▶ **Short exercise**: Give the lines below, from the line containing "maximize-button[interactable]: ▣ [947, 9, 969, 25]" through the line containing "next-artboard-icon[interactable]: ▶ [206, 720, 213, 730]", as a Markdown table with the columns Row and Line, numbering each row and leaving out blank lines.

▶ **Extracted entries**:

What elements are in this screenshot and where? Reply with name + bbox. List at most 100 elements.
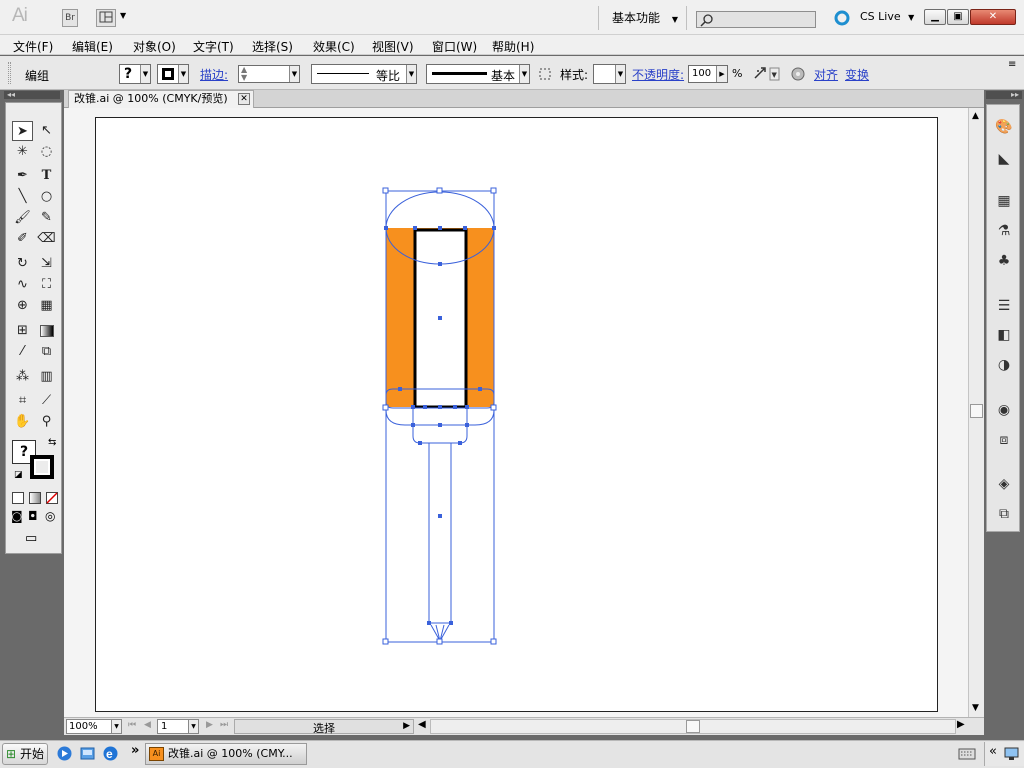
maximize-button[interactable]: ▣ [947, 9, 969, 25]
taskbar-more-icon[interactable]: » [131, 743, 139, 758]
artboards-panel-icon[interactable]: ⧉ [994, 504, 1014, 524]
keyboard-icon[interactable] [958, 747, 976, 761]
grip-handle[interactable] [8, 62, 11, 84]
artboard-tool-icon[interactable]: ⌗ [12, 391, 33, 411]
default-colors-icon[interactable]: ◪ [14, 470, 23, 480]
menu-type[interactable]: 文字(T) [193, 38, 234, 55]
previous-artboard-icon[interactable]: ◀ [144, 720, 151, 730]
minimize-button[interactable]: ▁ [924, 9, 946, 25]
vertical-scrollbar[interactable]: ▲ ▼ [968, 108, 984, 717]
artboard[interactable] [95, 117, 938, 712]
scroll-up-icon[interactable]: ▲ [972, 111, 979, 121]
magic-wand-tool-icon[interactable]: ✳ [12, 142, 33, 162]
stroke-color-box[interactable] [30, 455, 54, 479]
dock-expand-bar[interactable]: ▸▸ [986, 91, 1022, 99]
zoom-tool-icon[interactable]: ⚲ [36, 412, 57, 432]
column-graph-tool-icon[interactable]: ▥ [36, 367, 57, 387]
blob-brush-tool-icon[interactable]: ✐ [12, 229, 33, 249]
show-desktop-icon[interactable] [79, 745, 96, 762]
gradient-mode-icon[interactable] [29, 492, 41, 504]
scale-tool-icon[interactable]: ⇲ [36, 254, 57, 274]
brushes-panel-icon[interactable]: ⚗ [994, 221, 1014, 241]
paintbrush-tool-icon[interactable]: 🖌 [12, 208, 33, 228]
select-similar-icon[interactable]: ▼ [752, 66, 780, 82]
search-input[interactable] [696, 11, 816, 28]
next-artboard-icon[interactable]: ▶ [206, 720, 213, 730]
draw-behind-icon[interactable]: ◘ [28, 509, 38, 523]
status-info-menu[interactable]: 选择 ▶ [234, 719, 414, 735]
menu-effect[interactable]: 效果(C) [313, 38, 355, 55]
menu-help[interactable]: 帮助(H) [492, 38, 534, 55]
transparency-panel-icon[interactable]: ◑ [994, 355, 1014, 375]
opacity-input[interactable]: 100 ▶ [688, 65, 728, 83]
workspace-switcher[interactable]: 基本功能 ▼ [612, 9, 678, 26]
mesh-tool-icon[interactable]: ⊞ [12, 321, 33, 341]
taskbar-item-illustrator[interactable]: Ai 改锥.ai @ 100% (CMY... [145, 743, 307, 765]
menu-object[interactable]: 对象(O) [133, 38, 176, 55]
hand-tool-icon[interactable]: ✋ [12, 412, 33, 432]
gradient-tool-icon[interactable] [36, 321, 57, 341]
draw-inside-icon[interactable]: ◎ [45, 509, 55, 523]
close-tab-icon[interactable]: ✕ [238, 93, 250, 105]
horizontal-scrollbar[interactable] [430, 719, 956, 734]
none-mode-icon[interactable] [46, 492, 58, 504]
draw-normal-icon[interactable]: ◙ [11, 509, 23, 523]
brush-definition[interactable]: 基本 ▼ [426, 64, 530, 84]
fill-swatch[interactable]: ? ▼ [119, 64, 151, 84]
type-tool-icon[interactable]: T [36, 166, 57, 186]
selection-tool-icon[interactable]: ➤ [12, 121, 33, 141]
stroke-swatch[interactable]: ▼ [157, 64, 189, 84]
stroke-weight-field[interactable]: ▲ ▼ ▼ [238, 65, 300, 83]
bridge-button[interactable]: Br [62, 9, 78, 27]
scroll-right-icon[interactable]: ▶ [957, 719, 965, 730]
document-tab[interactable]: 改锥.ai @ 100% (CMYK/预览) [68, 90, 254, 108]
gradient-panel-icon[interactable]: ◧ [994, 325, 1014, 345]
symbol-sprayer-tool-icon[interactable]: ⁂ [12, 367, 33, 387]
color-mode-icon[interactable] [12, 492, 24, 504]
swatches-panel-icon[interactable]: ▦ [994, 191, 1014, 211]
cs-live-menu[interactable]: CS Live ▼ [860, 10, 914, 23]
artboard-number-select[interactable]: 1 ▼ [157, 719, 199, 734]
symbols-panel-icon[interactable]: ♣ [994, 251, 1014, 271]
menu-edit[interactable]: 编辑(E) [72, 38, 113, 55]
direct-selection-tool-icon[interactable]: ↖ [36, 121, 57, 141]
variable-width-profile[interactable]: 等比 ▼ [311, 64, 417, 84]
align-link[interactable]: 对齐 [814, 66, 838, 83]
perspective-grid-tool-icon[interactable]: ▦ [36, 296, 57, 316]
scroll-down-icon[interactable]: ▼ [972, 703, 979, 713]
arrange-documents-button[interactable] [96, 9, 116, 27]
menu-window[interactable]: 窗口(W) [432, 38, 477, 55]
warp-tool-icon[interactable]: ∿ [12, 275, 33, 295]
recolor-artwork-icon[interactable] [538, 67, 552, 81]
panel-menu-icon[interactable]: ≡ [1008, 59, 1016, 70]
start-button[interactable]: ⊞ 开始 [2, 743, 48, 765]
first-artboard-icon[interactable]: ⏮ [128, 720, 136, 730]
slice-tool-icon[interactable]: ⟋ [36, 391, 57, 411]
lasso-tool-icon[interactable]: ◌ [36, 142, 57, 162]
blend-tool-icon[interactable]: ⧉ [36, 342, 57, 362]
zoom-select[interactable]: 100% ▼ [66, 719, 122, 734]
tools-collapse-bar[interactable]: ◂◂ [4, 91, 60, 99]
color-guide-icon[interactable]: ◣ [994, 149, 1014, 169]
free-transform-tool-icon[interactable]: ⛶ [36, 275, 57, 295]
media-player-icon[interactable] [56, 745, 73, 762]
layers-panel-icon[interactable]: ◈ [994, 474, 1014, 494]
close-button[interactable]: ✕ [970, 9, 1016, 25]
pen-tool-icon[interactable]: ✒ [12, 166, 33, 186]
tray-expand-icon[interactable]: « [989, 744, 997, 759]
transform-link[interactable]: 变换 [845, 66, 869, 83]
eyedropper-tool-icon[interactable]: ⁄ [12, 342, 33, 362]
menu-select[interactable]: 选择(S) [252, 38, 293, 55]
stroke-panel-icon[interactable]: ☰ [994, 296, 1014, 316]
eraser-tool-icon[interactable]: ⌫ [36, 229, 57, 249]
menu-view[interactable]: 视图(V) [372, 38, 414, 55]
opacity-label[interactable]: 不透明度: [632, 66, 684, 83]
appearance-panel-icon[interactable]: ◉ [994, 400, 1014, 420]
stroke-label[interactable]: 描边: [200, 66, 228, 83]
horizontal-scroll-thumb[interactable] [686, 720, 700, 733]
line-tool-icon[interactable]: ╲ [12, 187, 33, 207]
swap-colors-icon[interactable]: ⇆ [48, 437, 56, 448]
rotate-tool-icon[interactable]: ↻ [12, 254, 33, 274]
graphic-styles-panel-icon[interactable]: ⧈ [994, 430, 1014, 450]
menu-file[interactable]: 文件(F) [13, 38, 53, 55]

▶ **Task solution**:
| Row | Line |
|---|---|
| 1 | maximize-button[interactable]: ▣ [947, 9, 969, 25] |
| 2 | taskbar-more-icon[interactable]: » [131, 743, 139, 758] |
| 3 | artboards-panel-icon[interactable]: ⧉ [994, 504, 1014, 524] |
| 4 | keyboard-icon[interactable] [958, 747, 976, 761] |
| 5 | grip-handle[interactable] [8, 62, 11, 84] |
| 6 | artboard-tool-icon[interactable]: ⌗ [12, 391, 33, 411] |
| 7 | default-colors-icon[interactable]: ◪ [14, 470, 23, 480] |
| 8 | menu-type[interactable]: 文字(T) [193, 38, 234, 55] |
| 9 | previous-artboard-icon[interactable]: ◀ [144, 720, 151, 730] |
| 10 | minimize-button[interactable]: ▁ [924, 9, 946, 25] |
| 11 | vertical-scrollbar[interactable]: ▲ ▼ [968, 108, 984, 717] |
| 12 | artboard[interactable] [95, 117, 938, 712] |
| 13 | scroll-up-icon[interactable]: ▲ [972, 111, 979, 121] |
| 14 | magic-wand-tool-icon[interactable]: ✳ [12, 142, 33, 162] |
| 15 | stroke-color-box[interactable] [30, 455, 54, 479] |
| 16 | dock-expand-bar[interactable]: ▸▸ [986, 91, 1022, 99] |
| 17 | zoom-tool-icon[interactable]: ⚲ [36, 412, 57, 432] |
| 18 | column-graph-tool-icon[interactable]: ▥ [36, 367, 57, 387] |
| 19 | blob-brush-tool-icon[interactable]: ✐ [12, 229, 33, 249] |
| 20 | show-desktop-icon[interactable] [79, 745, 96, 762] |
| 21 | gradient-mode-icon[interactable] [29, 492, 41, 504] |
| 22 | scale-tool-icon[interactable]: ⇲ [36, 254, 57, 274] |
| 23 | brushes-panel-icon[interactable]: ⚗ [994, 221, 1014, 241] |
| 24 | paintbrush-tool-icon[interactable]: 🖌 [12, 208, 33, 228] |
| 25 | select-similar-icon[interactable]: ▼ [752, 66, 780, 82] |
| 26 | search-input[interactable] [696, 11, 816, 28] |
| 27 | next-artboard-icon[interactable]: ▶ [206, 720, 213, 730] |